From the records below, give the number of lines that contain the string "Kenya", without any other text.
>> start Entries supplied
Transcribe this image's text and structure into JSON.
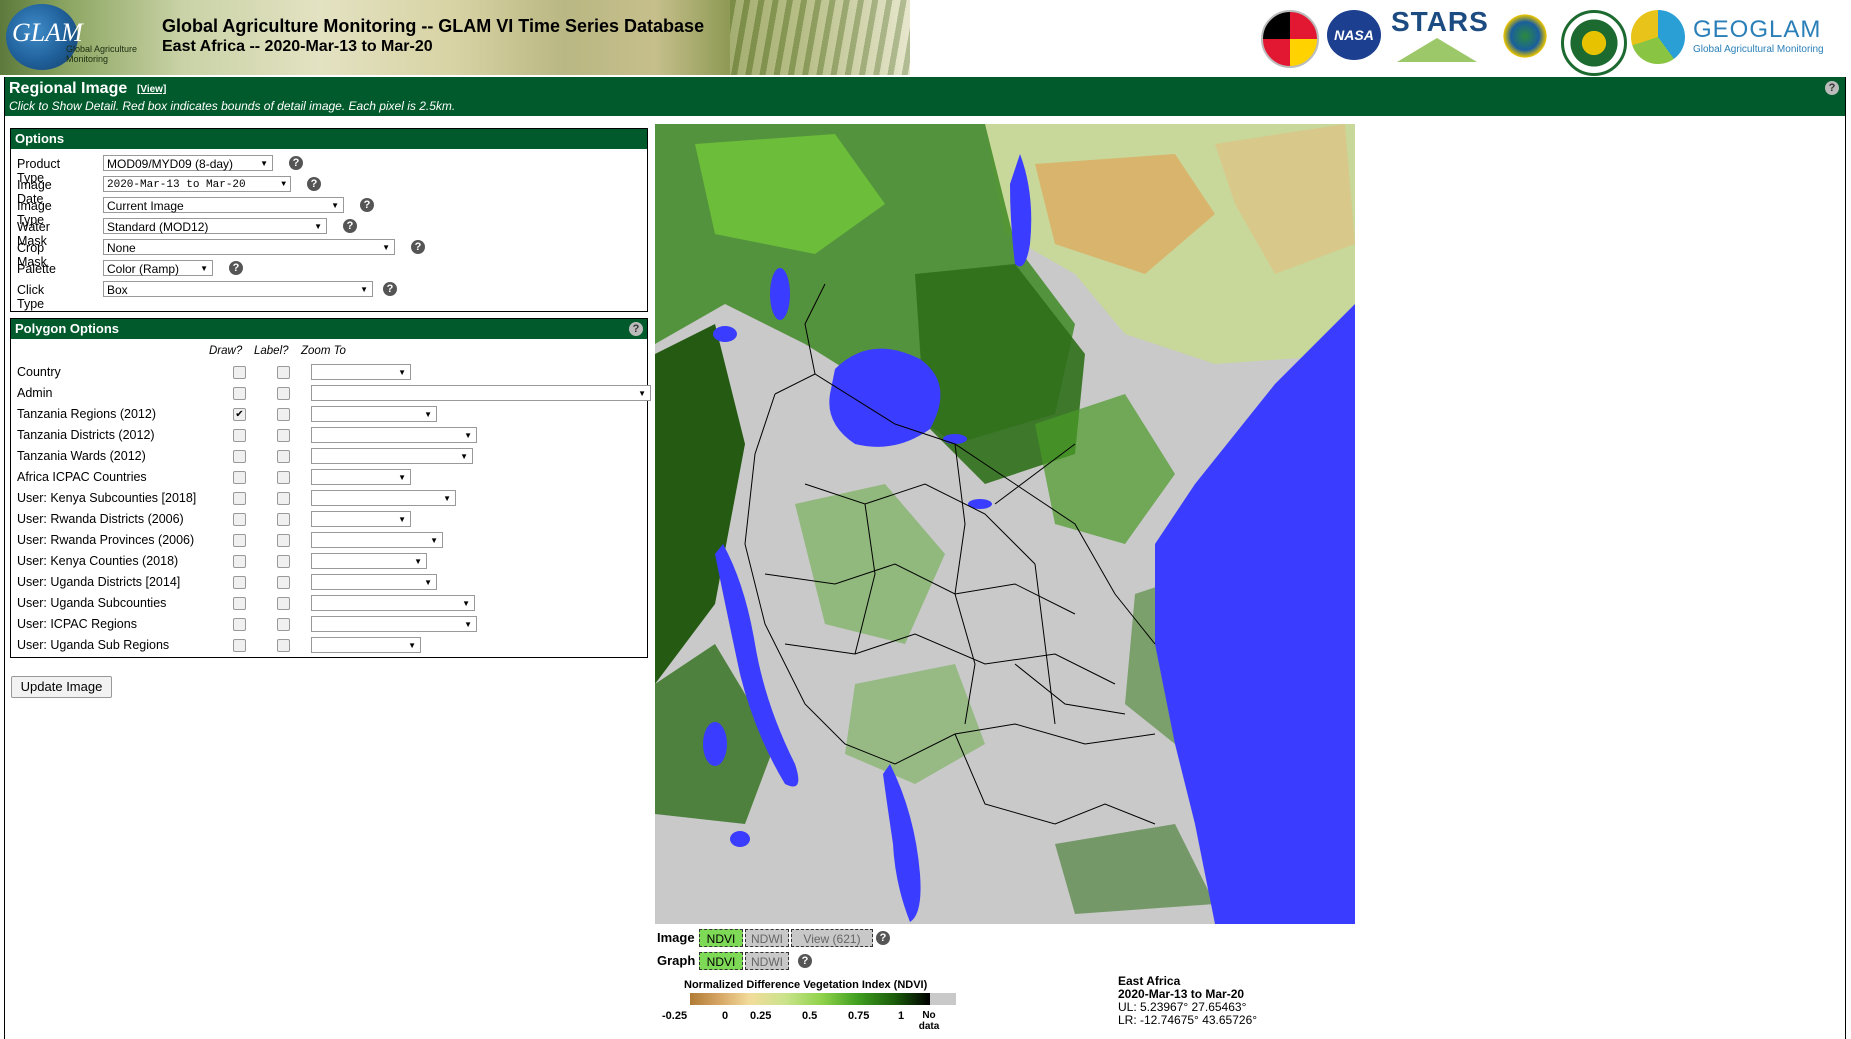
{
  "header": {
    "logo_text": "GLAM",
    "logo_sub": "Global Agriculture Monitoring",
    "title": "Global Agriculture Monitoring -- GLAM VI Time Series Database",
    "subtitle": "East Africa -- 2020-Mar-13 to Mar-20",
    "nasa_text": "NASA",
    "stars_text": "STARS",
    "geoglam_text": "GEOGLAM",
    "geoglam_sub": "Global Agricultural Monitoring"
  },
  "regional": {
    "title": "Regional Image",
    "view_link": "[View]",
    "instructions": "Click to Show Detail. Red box indicates bounds of detail image. Each pixel is 2.5km."
  },
  "options": {
    "title": "Options",
    "rows": [
      {
        "label": "Product Type",
        "value": "MOD09/MYD09 (8-day)"
      },
      {
        "label": "Image Date",
        "value": "2020-Mar-13 to Mar-20"
      },
      {
        "label": "Image Type",
        "value": "Current Image"
      },
      {
        "label": "Water Mask",
        "value": "Standard (MOD12)"
      },
      {
        "label": "Crop Mask",
        "value": "None"
      },
      {
        "label": "Palette",
        "value": "Color (Ramp)"
      },
      {
        "label": "Click Type",
        "value": "Box"
      }
    ]
  },
  "polygon": {
    "title": "Polygon Options",
    "col_draw": "Draw?",
    "col_label": "Label?",
    "col_zoom": "Zoom To",
    "rows": [
      {
        "label": "Country",
        "draw": false
      },
      {
        "label": "Admin",
        "draw": false
      },
      {
        "label": "Tanzania Regions (2012)",
        "draw": true
      },
      {
        "label": "Tanzania Districts (2012)",
        "draw": false
      },
      {
        "label": "Tanzania Wards (2012)",
        "draw": false
      },
      {
        "label": "Africa ICPAC Countries",
        "draw": false
      },
      {
        "label": "User: Kenya Subcounties [2018]",
        "draw": false
      },
      {
        "label": "User: Rwanda Districts (2006)",
        "draw": false
      },
      {
        "label": "User: Rwanda Provinces (2006)",
        "draw": false
      },
      {
        "label": "User: Kenya Counties (2018)",
        "draw": false
      },
      {
        "label": "User: Uganda Districts [2014]",
        "draw": false
      },
      {
        "label": "User: Uganda Subcounties",
        "draw": false
      },
      {
        "label": "User: ICPAC Regions",
        "draw": false
      },
      {
        "label": "User: Uganda Sub Regions",
        "draw": false
      }
    ]
  },
  "update_button": "Update Image",
  "image_tabs": {
    "image_label": "Image",
    "graph_label": "Graph",
    "ndvi": "NDVI",
    "ndwi": "NDWI",
    "view": "View (621)"
  },
  "legend": {
    "title": "Normalized Difference Vegetation Index (NDVI)",
    "ticks": [
      "-0.25",
      "0",
      "0.25",
      "0.5",
      "0.75",
      "1"
    ],
    "no_data": "No data"
  },
  "info": {
    "region": "East Africa",
    "date": "2020-Mar-13 to Mar-20",
    "ul": "UL: 5.23967° 27.65463°",
    "lr": "LR: -12.74675° 43.65726°"
  },
  "colors": {
    "header_green": "#005a2c",
    "water_blue": "#3a3cff",
    "no_data_gray": "#c9c9c9",
    "tab_active": "#7ed957"
  }
}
>> end Entries supplied
=== Result ===
2